## Short problem
Determine how many lines of the entries contain "this". Reply with that number alone.

..........

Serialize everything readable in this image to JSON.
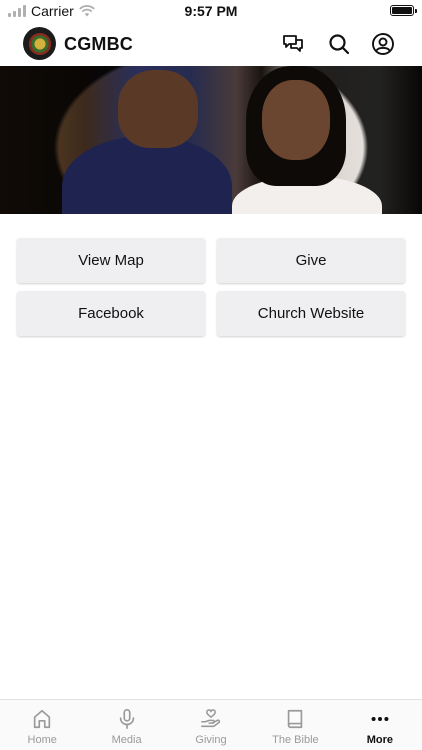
{
  "status_bar": {
    "carrier": "Carrier",
    "time": "9:57 PM"
  },
  "header": {
    "app_title": "CGMBC",
    "icons": [
      "chat-icon",
      "search-icon",
      "account-icon"
    ]
  },
  "buttons": [
    {
      "label": "View Map"
    },
    {
      "label": "Give"
    },
    {
      "label": "Facebook"
    },
    {
      "label": "Church Website"
    }
  ],
  "tab_bar": {
    "tabs": [
      {
        "label": "Home",
        "icon": "home-icon",
        "active": false
      },
      {
        "label": "Media",
        "icon": "microphone-icon",
        "active": false
      },
      {
        "label": "Giving",
        "icon": "giving-hand-icon",
        "active": false
      },
      {
        "label": "The Bible",
        "icon": "book-icon",
        "active": false
      },
      {
        "label": "More",
        "icon": "more-icon",
        "active": true
      }
    ]
  },
  "colors": {
    "button_bg": "#efeff1",
    "tab_inactive": "#9a9a9a",
    "tab_active": "#111111"
  }
}
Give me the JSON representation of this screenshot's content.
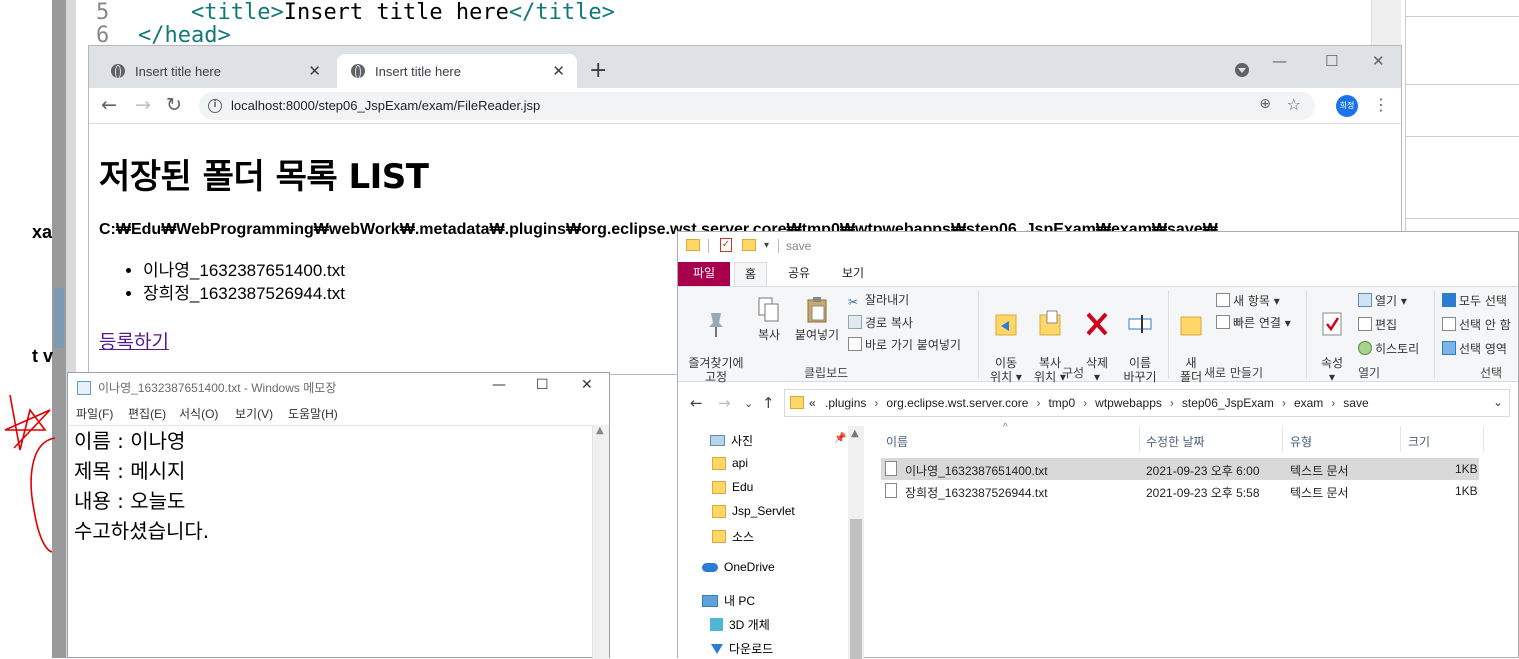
{
  "editor": {
    "line5_num": "5",
    "line5_open": "<title>",
    "line5_text": "Insert title here",
    "line5_close": "</title>",
    "line6_num": "6",
    "line6_text": "</head>"
  },
  "left_fragments": {
    "a": "xa",
    "b": "t v"
  },
  "browser": {
    "tabs": [
      {
        "title": "Insert title here"
      },
      {
        "title": "Insert title here"
      }
    ],
    "new_tab": "+",
    "close_glyph": "✕",
    "minimize": "—",
    "maximize": "☐",
    "close_window": "✕",
    "url": "localhost:8000/step06_JspExam/exam/FileReader.jsp",
    "profile_initials": "희정",
    "page": {
      "heading": "저장된 폴더 목록 LIST",
      "path": "C:₩Edu₩WebProgramming₩webWork₩.metadata₩.plugins₩org.eclipse.wst.server.core₩tmp0₩wtpwebapps₩step06_JspExam₩exam₩save₩",
      "files": [
        "이나영_1632387651400.txt",
        "장희정_1632387526944.txt"
      ],
      "register_link": "등록하기"
    }
  },
  "notepad": {
    "title": "이나영_1632387651400.txt - Windows 메모장",
    "menu": [
      "파일(F)",
      "편집(E)",
      "서식(O)",
      "보기(V)",
      "도움말(H)"
    ],
    "lines": [
      "이름 : 이나영",
      "제목 : 메시지",
      "내용 : 오늘도",
      "수고하셨습니다."
    ]
  },
  "explorer": {
    "title": "save",
    "ribbon_tabs": [
      "파일",
      "홈",
      "공유",
      "보기"
    ],
    "ribbon": {
      "pin": "즐겨찾기에\n고정",
      "copy": "복사",
      "paste": "붙여넣기",
      "cut": "잘라내기",
      "copy_path": "경로 복사",
      "paste_shortcut": "바로 가기 붙여넣기",
      "clipboard_group": "클립보드",
      "move_to": "이동\n위치 ▾",
      "copy_to": "복사\n위치 ▾",
      "delete": "삭제\n▾",
      "rename": "이름\n바꾸기",
      "organize_group": "구성",
      "new_folder": "새\n폴더",
      "new_item": "새 항목 ▾",
      "easy_access": "빠른 연결 ▾",
      "new_group": "새로 만들기",
      "properties": "속성\n▾",
      "open": "열기 ▾",
      "edit": "편집",
      "history": "히스토리",
      "open_group": "열기",
      "select_all": "모두 선택",
      "select_none": "선택 안 함",
      "invert_selection": "선택 영역",
      "select_group": "선택"
    },
    "breadcrumb": [
      ".plugins",
      "org.eclipse.wst.server.core",
      "tmp0",
      "wtpwebapps",
      "step06_JspExam",
      "exam",
      "save"
    ],
    "breadcrumb_prefix": "«",
    "nav_items": [
      {
        "label": "사진",
        "icon": "pictures-icon"
      },
      {
        "label": "api",
        "icon": "folder-icon"
      },
      {
        "label": "Edu",
        "icon": "folder-icon"
      },
      {
        "label": "Jsp_Servlet",
        "icon": "folder-icon"
      },
      {
        "label": "소스",
        "icon": "folder-icon"
      },
      {
        "label": "OneDrive",
        "icon": "onedrive-icon"
      },
      {
        "label": "내 PC",
        "icon": "pc-icon"
      },
      {
        "label": "3D 개체",
        "icon": "3d-objects-icon"
      },
      {
        "label": "다운로드",
        "icon": "downloads-icon"
      }
    ],
    "columns": [
      "이름",
      "수정한 날짜",
      "유형",
      "크기"
    ],
    "files": [
      {
        "name": "이나영_1632387651400.txt",
        "modified": "2021-09-23 오후 6:00",
        "type": "텍스트 문서",
        "size": "1KB",
        "selected": true
      },
      {
        "name": "장희정_1632387526944.txt",
        "modified": "2021-09-23 오후 5:58",
        "type": "텍스트 문서",
        "size": "1KB",
        "selected": false
      }
    ]
  }
}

..........

## Exercise output
2